• [Challenge]
Lay out as a numbered list the lines starting with the one containing "background-header-button [353, 0, 435, 3]" and going on through the one containing "nickname-input[interactable] [78, 161, 376, 211]", skipping any blank lines.

>> begin Provided information

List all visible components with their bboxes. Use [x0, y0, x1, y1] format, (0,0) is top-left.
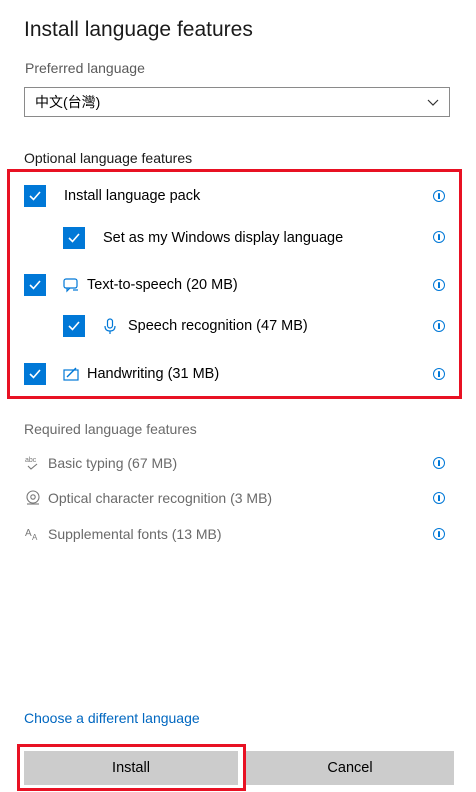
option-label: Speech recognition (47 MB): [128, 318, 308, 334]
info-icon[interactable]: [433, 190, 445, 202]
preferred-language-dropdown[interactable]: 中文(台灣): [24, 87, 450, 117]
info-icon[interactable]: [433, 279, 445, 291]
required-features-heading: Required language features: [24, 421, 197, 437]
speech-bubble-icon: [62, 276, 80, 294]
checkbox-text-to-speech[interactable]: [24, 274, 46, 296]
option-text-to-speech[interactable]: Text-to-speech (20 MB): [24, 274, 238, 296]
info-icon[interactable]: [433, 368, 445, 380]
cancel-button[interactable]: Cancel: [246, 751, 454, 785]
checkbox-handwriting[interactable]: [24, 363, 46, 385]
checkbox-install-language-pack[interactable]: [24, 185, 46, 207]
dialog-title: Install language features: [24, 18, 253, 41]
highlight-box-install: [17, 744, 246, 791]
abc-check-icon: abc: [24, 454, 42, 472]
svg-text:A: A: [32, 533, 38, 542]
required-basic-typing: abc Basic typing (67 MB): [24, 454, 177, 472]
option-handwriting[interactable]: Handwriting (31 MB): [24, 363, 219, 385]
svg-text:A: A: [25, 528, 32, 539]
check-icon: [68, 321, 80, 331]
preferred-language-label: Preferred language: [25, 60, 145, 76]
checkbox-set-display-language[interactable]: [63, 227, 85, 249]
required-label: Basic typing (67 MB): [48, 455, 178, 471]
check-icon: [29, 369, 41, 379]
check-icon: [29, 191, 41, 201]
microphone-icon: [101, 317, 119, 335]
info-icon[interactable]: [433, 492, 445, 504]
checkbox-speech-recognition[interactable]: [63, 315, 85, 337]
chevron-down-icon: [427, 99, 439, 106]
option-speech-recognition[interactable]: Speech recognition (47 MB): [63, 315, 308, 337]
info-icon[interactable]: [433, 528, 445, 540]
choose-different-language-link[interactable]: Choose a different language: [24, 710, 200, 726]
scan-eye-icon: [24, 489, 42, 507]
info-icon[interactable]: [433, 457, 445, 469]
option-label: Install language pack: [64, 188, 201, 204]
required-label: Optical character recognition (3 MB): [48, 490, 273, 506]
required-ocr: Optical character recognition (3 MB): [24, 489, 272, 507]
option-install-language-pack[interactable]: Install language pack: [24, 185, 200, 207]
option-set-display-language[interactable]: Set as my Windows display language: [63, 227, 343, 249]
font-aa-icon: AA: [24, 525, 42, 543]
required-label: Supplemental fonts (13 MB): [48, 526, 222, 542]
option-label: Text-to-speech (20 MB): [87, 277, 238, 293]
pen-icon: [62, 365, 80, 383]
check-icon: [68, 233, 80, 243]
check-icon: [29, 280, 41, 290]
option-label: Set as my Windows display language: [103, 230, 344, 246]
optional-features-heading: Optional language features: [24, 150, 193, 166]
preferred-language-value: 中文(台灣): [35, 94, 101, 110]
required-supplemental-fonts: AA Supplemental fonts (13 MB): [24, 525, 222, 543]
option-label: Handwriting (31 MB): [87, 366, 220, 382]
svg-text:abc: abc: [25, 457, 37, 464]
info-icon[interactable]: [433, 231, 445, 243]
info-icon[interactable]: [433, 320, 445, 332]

>> end Provided information
>> begin Provided information

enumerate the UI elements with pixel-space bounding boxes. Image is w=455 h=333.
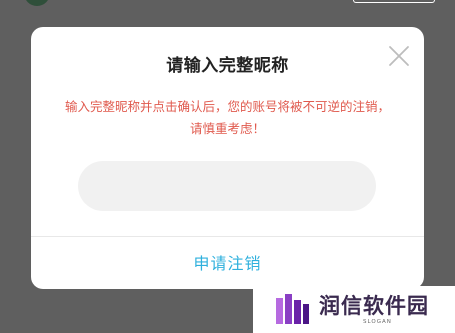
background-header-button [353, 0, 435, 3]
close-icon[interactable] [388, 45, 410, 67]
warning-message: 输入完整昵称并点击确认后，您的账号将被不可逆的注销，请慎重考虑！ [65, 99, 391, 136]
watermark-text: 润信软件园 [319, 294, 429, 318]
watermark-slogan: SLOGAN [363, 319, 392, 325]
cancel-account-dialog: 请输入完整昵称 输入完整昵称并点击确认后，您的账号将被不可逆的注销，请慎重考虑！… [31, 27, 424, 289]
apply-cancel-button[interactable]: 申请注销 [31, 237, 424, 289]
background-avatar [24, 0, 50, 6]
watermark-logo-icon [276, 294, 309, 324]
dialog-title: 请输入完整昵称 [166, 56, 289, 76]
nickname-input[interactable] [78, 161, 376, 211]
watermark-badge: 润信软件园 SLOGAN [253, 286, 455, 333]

>> end Provided information
>> begin Provided information

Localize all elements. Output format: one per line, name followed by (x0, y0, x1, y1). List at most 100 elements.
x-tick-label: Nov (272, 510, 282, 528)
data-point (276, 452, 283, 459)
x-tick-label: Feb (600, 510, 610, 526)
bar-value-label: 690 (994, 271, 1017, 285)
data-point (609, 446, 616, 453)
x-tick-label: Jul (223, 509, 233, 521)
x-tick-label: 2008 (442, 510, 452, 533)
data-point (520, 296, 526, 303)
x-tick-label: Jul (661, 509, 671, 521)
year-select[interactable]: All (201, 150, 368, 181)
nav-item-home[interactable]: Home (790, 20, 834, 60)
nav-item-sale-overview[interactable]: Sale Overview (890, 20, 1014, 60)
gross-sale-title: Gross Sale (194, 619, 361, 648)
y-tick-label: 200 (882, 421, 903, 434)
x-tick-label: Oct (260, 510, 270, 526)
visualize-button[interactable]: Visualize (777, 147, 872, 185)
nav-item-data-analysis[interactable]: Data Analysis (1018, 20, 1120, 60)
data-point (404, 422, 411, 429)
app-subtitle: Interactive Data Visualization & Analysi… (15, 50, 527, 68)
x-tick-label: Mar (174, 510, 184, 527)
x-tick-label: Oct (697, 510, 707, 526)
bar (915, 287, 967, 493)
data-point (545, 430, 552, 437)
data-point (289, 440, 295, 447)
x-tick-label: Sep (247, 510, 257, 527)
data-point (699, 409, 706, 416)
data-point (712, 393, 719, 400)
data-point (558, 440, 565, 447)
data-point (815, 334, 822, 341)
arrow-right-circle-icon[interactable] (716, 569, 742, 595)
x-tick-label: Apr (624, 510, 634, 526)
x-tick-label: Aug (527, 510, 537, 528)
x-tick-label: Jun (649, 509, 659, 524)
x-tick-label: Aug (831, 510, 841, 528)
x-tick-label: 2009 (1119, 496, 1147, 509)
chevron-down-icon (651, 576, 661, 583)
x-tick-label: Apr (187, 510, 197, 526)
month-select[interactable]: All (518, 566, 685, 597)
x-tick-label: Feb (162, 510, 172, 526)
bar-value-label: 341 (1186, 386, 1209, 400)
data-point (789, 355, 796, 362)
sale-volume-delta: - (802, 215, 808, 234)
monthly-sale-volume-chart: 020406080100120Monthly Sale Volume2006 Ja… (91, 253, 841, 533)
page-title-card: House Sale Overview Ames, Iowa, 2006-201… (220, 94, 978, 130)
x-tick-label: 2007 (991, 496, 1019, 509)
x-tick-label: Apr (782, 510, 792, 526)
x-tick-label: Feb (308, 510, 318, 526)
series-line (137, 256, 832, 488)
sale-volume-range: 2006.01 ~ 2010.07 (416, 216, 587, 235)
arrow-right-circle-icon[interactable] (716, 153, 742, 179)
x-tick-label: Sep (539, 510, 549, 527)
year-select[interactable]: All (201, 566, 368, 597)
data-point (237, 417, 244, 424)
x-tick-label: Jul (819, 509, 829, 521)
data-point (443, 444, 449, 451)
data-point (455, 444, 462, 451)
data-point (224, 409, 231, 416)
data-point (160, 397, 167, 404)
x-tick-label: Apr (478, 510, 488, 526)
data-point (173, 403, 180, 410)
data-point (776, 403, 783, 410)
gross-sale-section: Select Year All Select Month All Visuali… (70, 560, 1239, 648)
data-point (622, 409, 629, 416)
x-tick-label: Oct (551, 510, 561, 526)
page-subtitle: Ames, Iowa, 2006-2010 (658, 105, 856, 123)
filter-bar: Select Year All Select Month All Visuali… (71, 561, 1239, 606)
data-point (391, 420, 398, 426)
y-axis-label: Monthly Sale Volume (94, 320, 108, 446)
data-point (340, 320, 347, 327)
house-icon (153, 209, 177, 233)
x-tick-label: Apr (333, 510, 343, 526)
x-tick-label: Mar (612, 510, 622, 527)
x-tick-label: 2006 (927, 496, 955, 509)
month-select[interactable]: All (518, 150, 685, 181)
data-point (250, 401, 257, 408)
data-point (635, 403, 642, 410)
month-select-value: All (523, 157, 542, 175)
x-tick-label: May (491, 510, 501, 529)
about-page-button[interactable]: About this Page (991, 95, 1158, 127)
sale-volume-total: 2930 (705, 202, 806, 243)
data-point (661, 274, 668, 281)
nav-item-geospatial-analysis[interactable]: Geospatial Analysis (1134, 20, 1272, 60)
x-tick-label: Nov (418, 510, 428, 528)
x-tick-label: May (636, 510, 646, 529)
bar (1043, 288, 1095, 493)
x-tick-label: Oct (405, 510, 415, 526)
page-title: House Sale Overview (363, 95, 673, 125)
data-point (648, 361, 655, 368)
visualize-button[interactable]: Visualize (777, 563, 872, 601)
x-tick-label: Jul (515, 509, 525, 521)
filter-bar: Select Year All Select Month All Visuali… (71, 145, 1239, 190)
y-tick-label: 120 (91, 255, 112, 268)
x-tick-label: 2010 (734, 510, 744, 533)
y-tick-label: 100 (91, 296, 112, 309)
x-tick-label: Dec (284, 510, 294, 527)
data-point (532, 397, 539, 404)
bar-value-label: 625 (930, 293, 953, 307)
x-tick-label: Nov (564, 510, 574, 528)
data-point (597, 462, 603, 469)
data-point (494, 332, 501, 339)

>> end Provided information

• [Solution to this problem]
1. background-header-button [353, 0, 435, 3]
2. close-icon[interactable] [388, 45, 410, 67]
3. warning-message: 输入完整昵称并点击确认后，您的账号将被不可逆的注销，请慎重考虑！ [65, 99, 391, 136]
4. watermark-text: 润信软件园 [319, 294, 429, 318]
5. watermark-slogan: SLOGAN [363, 319, 392, 325]
6. cancel-account-dialog: 请输入完整昵称 输入完整昵称并点击确认后，您的账号将被不可逆的注销，请慎重考虑！… [31, 27, 424, 289]
7. apply-cancel-button[interactable]: 申请注销 [31, 237, 424, 289]
8. background-avatar [24, 0, 50, 6]
9. watermark-logo-icon [276, 294, 309, 324]
10. dialog-title: 请输入完整昵称 [166, 56, 289, 76]
11. nickname-input[interactable] [78, 161, 376, 211]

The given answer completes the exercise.